## START Data listing
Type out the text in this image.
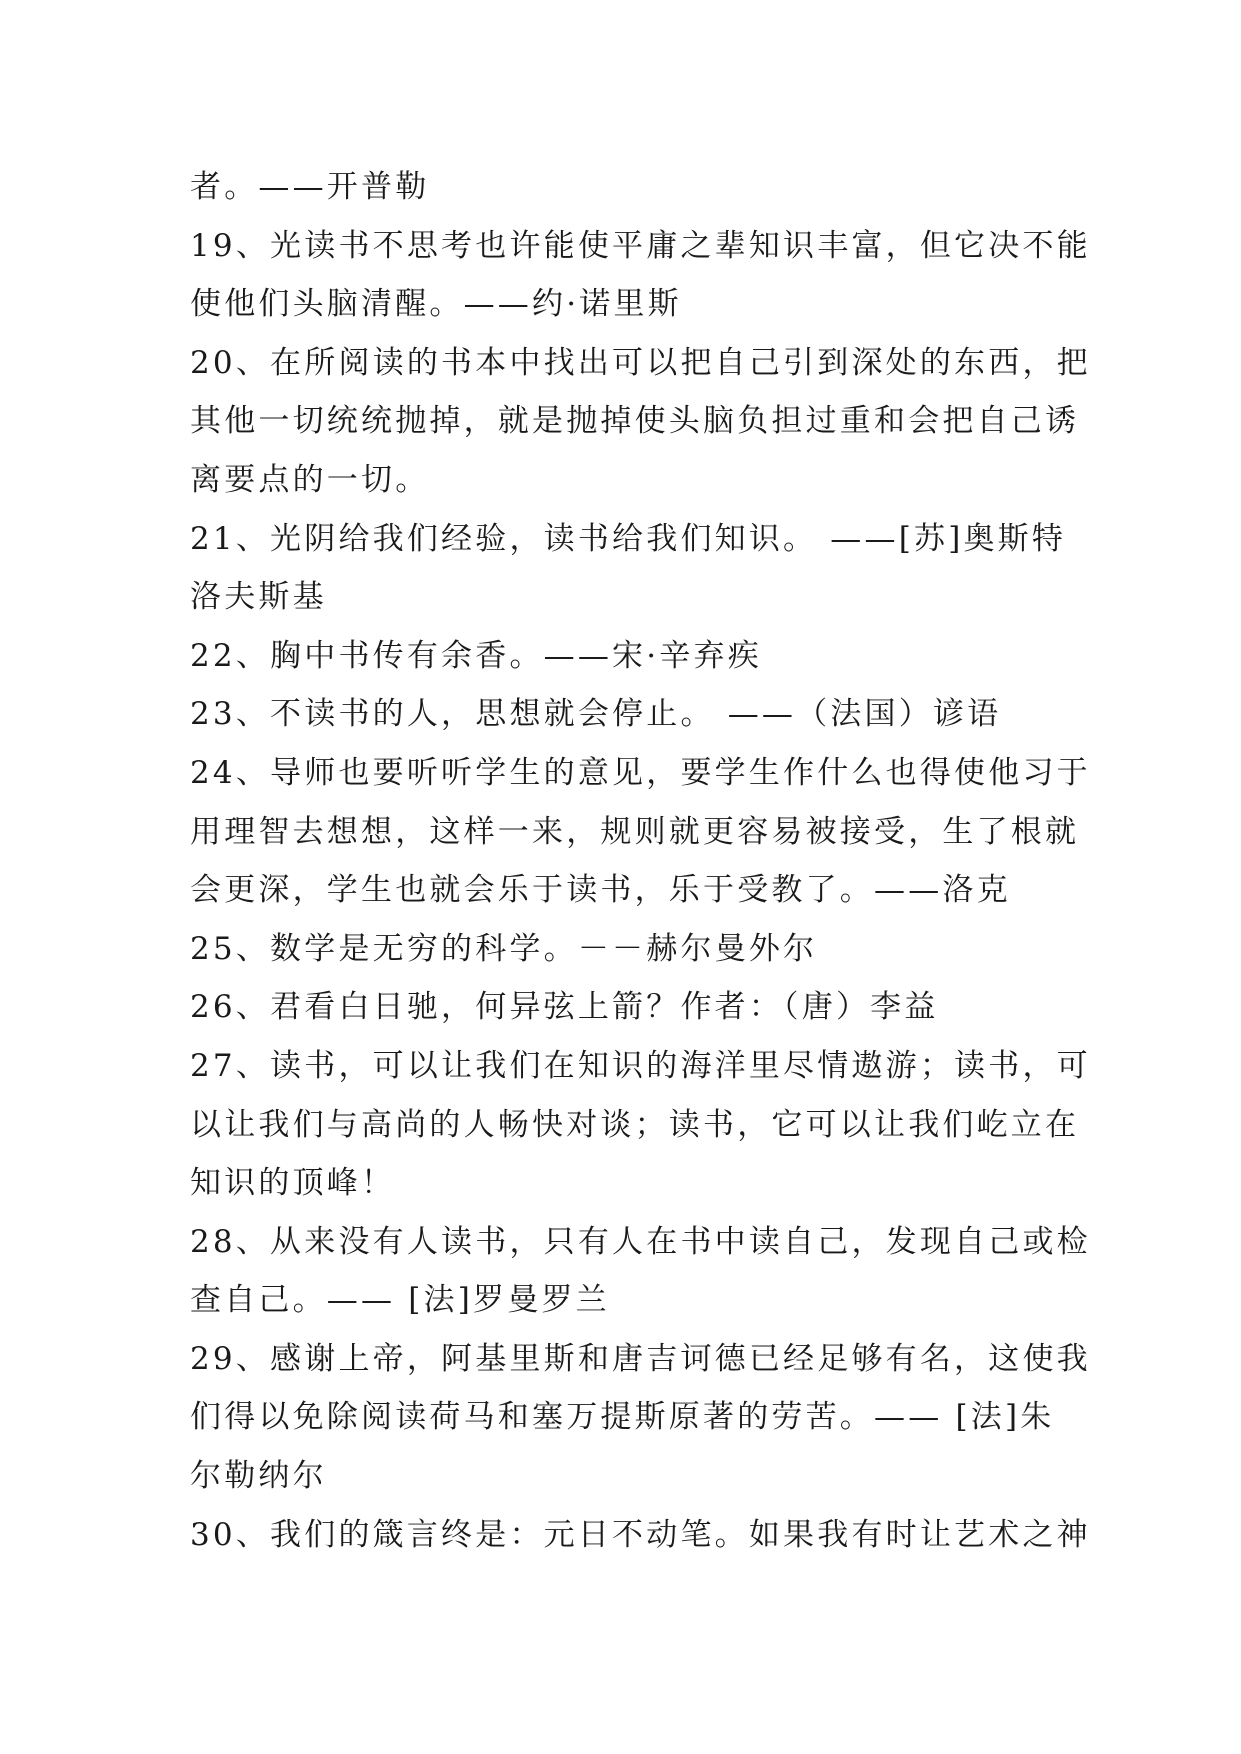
者。——开普勒
19、光读书不思考也许能使平庸之辈知识丰富，但它决不能
使他们头脑清醒。——约·诺里斯
20、在所阅读的书本中找出可以把自己引到深处的东西，把
其他一切统统抛掉，就是抛掉使头脑负担过重和会把自己诱
离要点的一切。
21、光阴给我们经验，读书给我们知识。 ——[苏]奥斯特
洛夫斯基
22、胸中书传有余香。——宋·辛弃疾
23、不读书的人，思想就会停止。 ——（法国）谚语
24、导师也要听听学生的意见，要学生作什么也得使他习于
用理智去想想，这样一来，规则就更容易被接受，生了根就
会更深，学生也就会乐于读书，乐于受教了。——洛克
25、数学是无穷的科学。－－赫尔曼外尔
26、君看白日驰，何异弦上箭？作者：（唐）李益
27、读书，可以让我们在知识的海洋里尽情遨游；读书，可
以让我们与高尚的人畅快对谈；读书，它可以让我们屹立在
知识的顶峰！
28、从来没有人读书，只有人在书中读自己，发现自己或检
查自己。—— [法]罗曼罗兰
29、感谢上帝，阿基里斯和唐吉诃德已经足够有名，这使我
们得以免除阅读荷马和塞万提斯原著的劳苦。—— [法]朱
尔勒纳尔
30、我们的箴言终是：元日不动笔。如果我有时让艺术之神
## END Data listing
What you need to do
Leave out the pictures, and give all the records again exactly.

The completed task
Type out the text in this image.
者。——开普勒
19、光读书不思考也许能使平庸之辈知识丰富，但它决不能
使他们头脑清醒。——约·诺里斯
20、在所阅读的书本中找出可以把自己引到深处的东西，把
其他一切统统抛掉，就是抛掉使头脑负担过重和会把自己诱
离要点的一切。
21、光阴给我们经验，读书给我们知识。 ——[苏]奥斯特
洛夫斯基
22、胸中书传有余香。——宋·辛弃疾
23、不读书的人，思想就会停止。 ——（法国）谚语
24、导师也要听听学生的意见，要学生作什么也得使他习于
用理智去想想，这样一来，规则就更容易被接受，生了根就
会更深，学生也就会乐于读书，乐于受教了。——洛克
25、数学是无穷的科学。－－赫尔曼外尔
26、君看白日驰，何异弦上箭？作者：（唐）李益
27、读书，可以让我们在知识的海洋里尽情遨游；读书，可
以让我们与高尚的人畅快对谈；读书，它可以让我们屹立在
知识的顶峰！
28、从来没有人读书，只有人在书中读自己，发现自己或检
查自己。—— [法]罗曼罗兰
29、感谢上帝，阿基里斯和唐吉诃德已经足够有名，这使我
们得以免除阅读荷马和塞万提斯原著的劳苦。—— [法]朱
尔勒纳尔
30、我们的箴言终是：元日不动笔。如果我有时让艺术之神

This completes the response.